▼

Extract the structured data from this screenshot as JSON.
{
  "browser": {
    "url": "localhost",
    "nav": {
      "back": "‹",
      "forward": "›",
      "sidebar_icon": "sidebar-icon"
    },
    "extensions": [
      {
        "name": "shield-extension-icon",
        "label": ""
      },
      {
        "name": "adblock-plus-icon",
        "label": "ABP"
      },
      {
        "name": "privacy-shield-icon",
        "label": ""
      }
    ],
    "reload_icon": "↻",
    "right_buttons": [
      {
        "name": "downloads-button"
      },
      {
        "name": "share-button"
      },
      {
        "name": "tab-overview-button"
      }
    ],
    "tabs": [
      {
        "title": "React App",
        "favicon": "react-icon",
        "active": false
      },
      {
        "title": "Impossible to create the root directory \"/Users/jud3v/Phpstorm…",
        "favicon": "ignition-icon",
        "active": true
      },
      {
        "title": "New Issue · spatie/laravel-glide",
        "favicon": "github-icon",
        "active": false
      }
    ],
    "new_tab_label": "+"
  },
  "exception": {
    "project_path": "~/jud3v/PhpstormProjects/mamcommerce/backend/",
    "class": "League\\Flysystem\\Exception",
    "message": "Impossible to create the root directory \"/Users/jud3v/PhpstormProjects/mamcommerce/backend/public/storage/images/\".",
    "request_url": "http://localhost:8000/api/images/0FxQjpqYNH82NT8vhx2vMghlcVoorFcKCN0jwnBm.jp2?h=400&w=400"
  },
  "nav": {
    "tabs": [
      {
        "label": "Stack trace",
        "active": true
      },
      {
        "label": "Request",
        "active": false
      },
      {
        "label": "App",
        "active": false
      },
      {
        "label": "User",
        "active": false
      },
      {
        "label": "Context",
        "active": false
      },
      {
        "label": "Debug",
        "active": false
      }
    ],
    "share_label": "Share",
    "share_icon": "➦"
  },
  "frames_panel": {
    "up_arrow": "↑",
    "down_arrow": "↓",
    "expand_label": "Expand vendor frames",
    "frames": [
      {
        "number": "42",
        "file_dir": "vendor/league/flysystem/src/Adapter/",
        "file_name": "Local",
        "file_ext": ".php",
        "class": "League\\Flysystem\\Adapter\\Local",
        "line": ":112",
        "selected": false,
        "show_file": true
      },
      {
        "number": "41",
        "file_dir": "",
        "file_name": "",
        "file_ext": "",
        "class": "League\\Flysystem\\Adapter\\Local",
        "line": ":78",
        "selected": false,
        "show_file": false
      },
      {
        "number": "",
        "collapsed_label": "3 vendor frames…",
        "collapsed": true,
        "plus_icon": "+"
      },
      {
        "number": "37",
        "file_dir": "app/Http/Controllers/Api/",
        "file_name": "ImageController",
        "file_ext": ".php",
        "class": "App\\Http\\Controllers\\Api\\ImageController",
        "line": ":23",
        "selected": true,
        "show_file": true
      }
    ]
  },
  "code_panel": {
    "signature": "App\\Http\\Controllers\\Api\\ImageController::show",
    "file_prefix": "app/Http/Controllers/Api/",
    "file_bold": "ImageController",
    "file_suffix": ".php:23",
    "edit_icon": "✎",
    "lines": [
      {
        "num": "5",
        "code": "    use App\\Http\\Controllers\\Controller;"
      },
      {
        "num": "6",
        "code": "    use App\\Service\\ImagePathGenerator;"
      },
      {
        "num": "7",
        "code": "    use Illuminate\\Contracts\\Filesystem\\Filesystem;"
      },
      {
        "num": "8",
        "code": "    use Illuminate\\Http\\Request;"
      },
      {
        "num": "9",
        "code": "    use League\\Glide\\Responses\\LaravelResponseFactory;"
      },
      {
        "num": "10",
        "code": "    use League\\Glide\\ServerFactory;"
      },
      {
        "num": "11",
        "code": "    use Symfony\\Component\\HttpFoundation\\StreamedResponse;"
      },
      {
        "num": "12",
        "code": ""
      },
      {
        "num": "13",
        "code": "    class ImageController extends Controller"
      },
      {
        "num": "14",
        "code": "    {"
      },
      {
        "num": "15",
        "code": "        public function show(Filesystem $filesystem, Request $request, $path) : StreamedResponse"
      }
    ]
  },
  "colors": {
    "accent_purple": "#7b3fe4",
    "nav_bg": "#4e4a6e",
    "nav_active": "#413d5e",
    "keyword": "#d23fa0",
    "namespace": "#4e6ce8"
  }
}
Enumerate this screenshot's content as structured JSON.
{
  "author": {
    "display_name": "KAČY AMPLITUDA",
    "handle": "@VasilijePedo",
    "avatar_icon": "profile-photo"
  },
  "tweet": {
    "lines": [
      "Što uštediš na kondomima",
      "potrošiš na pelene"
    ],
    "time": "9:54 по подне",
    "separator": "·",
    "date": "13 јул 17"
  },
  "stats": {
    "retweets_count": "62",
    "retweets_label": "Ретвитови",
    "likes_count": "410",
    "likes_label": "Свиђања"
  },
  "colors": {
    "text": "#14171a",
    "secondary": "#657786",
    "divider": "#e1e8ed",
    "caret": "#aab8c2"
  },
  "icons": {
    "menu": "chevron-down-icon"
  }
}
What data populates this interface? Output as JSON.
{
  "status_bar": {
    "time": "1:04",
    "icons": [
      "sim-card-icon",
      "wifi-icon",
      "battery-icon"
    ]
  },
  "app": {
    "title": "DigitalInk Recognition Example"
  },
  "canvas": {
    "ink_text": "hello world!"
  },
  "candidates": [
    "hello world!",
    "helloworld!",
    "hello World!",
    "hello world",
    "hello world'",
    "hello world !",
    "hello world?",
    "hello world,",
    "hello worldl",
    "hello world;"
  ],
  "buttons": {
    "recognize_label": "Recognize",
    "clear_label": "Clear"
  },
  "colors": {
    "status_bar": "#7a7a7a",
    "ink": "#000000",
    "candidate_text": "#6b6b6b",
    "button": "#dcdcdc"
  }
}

▲

-- Given request --
Copy all lines of the material above where the string "directory" occurs.

-- Expected answer --
        "title": "Impossible to create the root directory \"/Users/jud3v/Phpstorm…",
    "message": "Impossible to create the root directory \"/Users/jud3v/PhpstormProjects/mamcommerce/backend/public/storage/images/\".",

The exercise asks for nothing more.